Reproduce the records below in full and word for word, excluding pictures.
---------- Extracted information ----------
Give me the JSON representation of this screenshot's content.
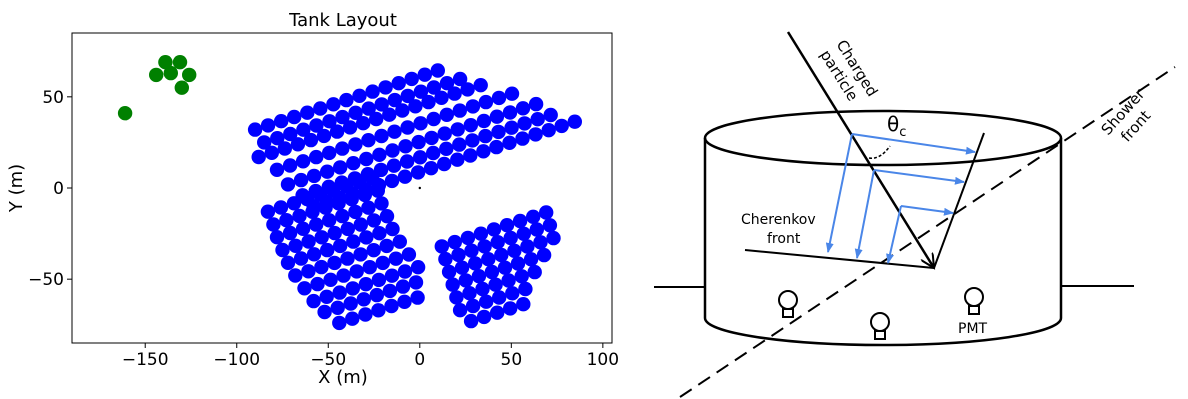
{
  "chart_data": {
    "type": "scatter",
    "title": "Tank Layout",
    "xlabel": "X (m)",
    "ylabel": "Y (m)",
    "xlim": [
      -190,
      105
    ],
    "ylim": [
      -85,
      85
    ],
    "xticks": [
      -150,
      -100,
      -50,
      0,
      50,
      100
    ],
    "yticks": [
      -50,
      0,
      50
    ],
    "xtick_labels": [
      "−150",
      "−100",
      "−50",
      "0",
      "50",
      "100"
    ],
    "ytick_labels": [
      "−50",
      "0",
      "50"
    ],
    "grid": false,
    "colors": {
      "main": "#0000ff",
      "outrigger": "#008000"
    },
    "outrigger_points": [
      {
        "x": -161,
        "y": 41
      },
      {
        "x": -144,
        "y": 62
      },
      {
        "x": -139,
        "y": 69
      },
      {
        "x": -136,
        "y": 63
      },
      {
        "x": -131,
        "y": 69
      },
      {
        "x": -130,
        "y": 55
      },
      {
        "x": -126,
        "y": 62
      }
    ],
    "main_array": {
      "row_angle_deg": 18,
      "tank_spacing_m": 7.5,
      "upper_rows": [
        {
          "start": [
            -90,
            32
          ],
          "count": 15
        },
        {
          "start": [
            -85,
            25
          ],
          "count": 16
        },
        {
          "start": [
            -88,
            17
          ],
          "count": 18
        },
        {
          "start": [
            -78,
            10
          ],
          "count": 19
        },
        {
          "start": [
            -72,
            2
          ],
          "count": 20
        },
        {
          "start": [
            -64,
            -4
          ],
          "count": 20
        },
        {
          "start": [
            -58,
            -10
          ],
          "count": 21
        }
      ],
      "lower_left_rows": [
        {
          "start": [
            -83,
            -13
          ],
          "count": 9
        },
        {
          "start": [
            -80,
            -20
          ],
          "count": 9
        },
        {
          "start": [
            -78,
            -27
          ],
          "count": 9
        },
        {
          "start": [
            -75,
            -34
          ],
          "count": 9
        },
        {
          "start": [
            -72,
            -41
          ],
          "count": 9
        },
        {
          "start": [
            -68,
            -48
          ],
          "count": 9
        },
        {
          "start": [
            -63,
            -55
          ],
          "count": 9
        },
        {
          "start": [
            -58,
            -62
          ],
          "count": 9
        },
        {
          "start": [
            -52,
            -68
          ],
          "count": 8
        },
        {
          "start": [
            -44,
            -74
          ],
          "count": 7
        }
      ],
      "lower_right_rows": [
        {
          "start": [
            12,
            -32
          ],
          "count": 9
        },
        {
          "start": [
            14,
            -39
          ],
          "count": 9
        },
        {
          "start": [
            16,
            -46
          ],
          "count": 9
        },
        {
          "start": [
            18,
            -53
          ],
          "count": 8
        },
        {
          "start": [
            20,
            -60
          ],
          "count": 7
        },
        {
          "start": [
            22,
            -67
          ],
          "count": 6
        },
        {
          "start": [
            28,
            -73
          ],
          "count": 5
        }
      ]
    }
  },
  "diagram": {
    "labels": {
      "charged_particle_line1": "Charged",
      "charged_particle_line2": "particle",
      "shower_front_line1": "Shower",
      "shower_front_line2": "front",
      "cherenkov_front_line1": "Cherenkov",
      "cherenkov_front_line2": "front",
      "angle_symbol": "θ",
      "angle_subscript": "c",
      "pmt": "PMT"
    },
    "colors": {
      "photon_rays": "#4a86e8",
      "lines": "#000000"
    }
  }
}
----------
● **Problem solution**
Give me the JSON representation of this screenshot's content.
{
  "chart_data": {
    "type": "scatter",
    "title": "Tank Layout",
    "xlabel": "X (m)",
    "ylabel": "Y (m)",
    "xlim": [
      -190,
      105
    ],
    "ylim": [
      -85,
      85
    ],
    "xticks": [
      -150,
      -100,
      -50,
      0,
      50,
      100
    ],
    "yticks": [
      -50,
      0,
      50
    ],
    "xtick_labels": [
      "−150",
      "−100",
      "−50",
      "0",
      "50",
      "100"
    ],
    "ytick_labels": [
      "−50",
      "0",
      "50"
    ],
    "grid": false,
    "colors": {
      "main": "#0000ff",
      "outrigger": "#008000"
    },
    "outrigger_points": [
      {
        "x": -161,
        "y": 41
      },
      {
        "x": -144,
        "y": 62
      },
      {
        "x": -139,
        "y": 69
      },
      {
        "x": -136,
        "y": 63
      },
      {
        "x": -131,
        "y": 69
      },
      {
        "x": -130,
        "y": 55
      },
      {
        "x": -126,
        "y": 62
      }
    ],
    "main_array": {
      "row_angle_deg": 18,
      "tank_spacing_m": 7.5,
      "upper_rows": [
        {
          "start": [
            -90,
            32
          ],
          "count": 15
        },
        {
          "start": [
            -85,
            25
          ],
          "count": 16
        },
        {
          "start": [
            -88,
            17
          ],
          "count": 18
        },
        {
          "start": [
            -78,
            10
          ],
          "count": 19
        },
        {
          "start": [
            -72,
            2
          ],
          "count": 20
        },
        {
          "start": [
            -64,
            -4
          ],
          "count": 20
        },
        {
          "start": [
            -58,
            -10
          ],
          "count": 21
        }
      ],
      "lower_left_rows": [
        {
          "start": [
            -83,
            -13
          ],
          "count": 9
        },
        {
          "start": [
            -80,
            -20
          ],
          "count": 9
        },
        {
          "start": [
            -78,
            -27
          ],
          "count": 9
        },
        {
          "start": [
            -75,
            -34
          ],
          "count": 9
        },
        {
          "start": [
            -72,
            -41
          ],
          "count": 9
        },
        {
          "start": [
            -68,
            -48
          ],
          "count": 9
        },
        {
          "start": [
            -63,
            -55
          ],
          "count": 9
        },
        {
          "start": [
            -58,
            -62
          ],
          "count": 9
        },
        {
          "start": [
            -52,
            -68
          ],
          "count": 8
        },
        {
          "start": [
            -44,
            -74
          ],
          "count": 7
        }
      ],
      "lower_right_rows": [
        {
          "start": [
            12,
            -32
          ],
          "count": 9
        },
        {
          "start": [
            14,
            -39
          ],
          "count": 9
        },
        {
          "start": [
            16,
            -46
          ],
          "count": 9
        },
        {
          "start": [
            18,
            -53
          ],
          "count": 8
        },
        {
          "start": [
            20,
            -60
          ],
          "count": 7
        },
        {
          "start": [
            22,
            -67
          ],
          "count": 6
        },
        {
          "start": [
            28,
            -73
          ],
          "count": 5
        }
      ]
    }
  },
  "diagram": {
    "labels": {
      "charged_particle_line1": "Charged",
      "charged_particle_line2": "particle",
      "shower_front_line1": "Shower",
      "shower_front_line2": "front",
      "cherenkov_front_line1": "Cherenkov",
      "cherenkov_front_line2": "front",
      "angle_symbol": "θ",
      "angle_subscript": "c",
      "pmt": "PMT"
    },
    "colors": {
      "photon_rays": "#4a86e8",
      "lines": "#000000"
    }
  }
}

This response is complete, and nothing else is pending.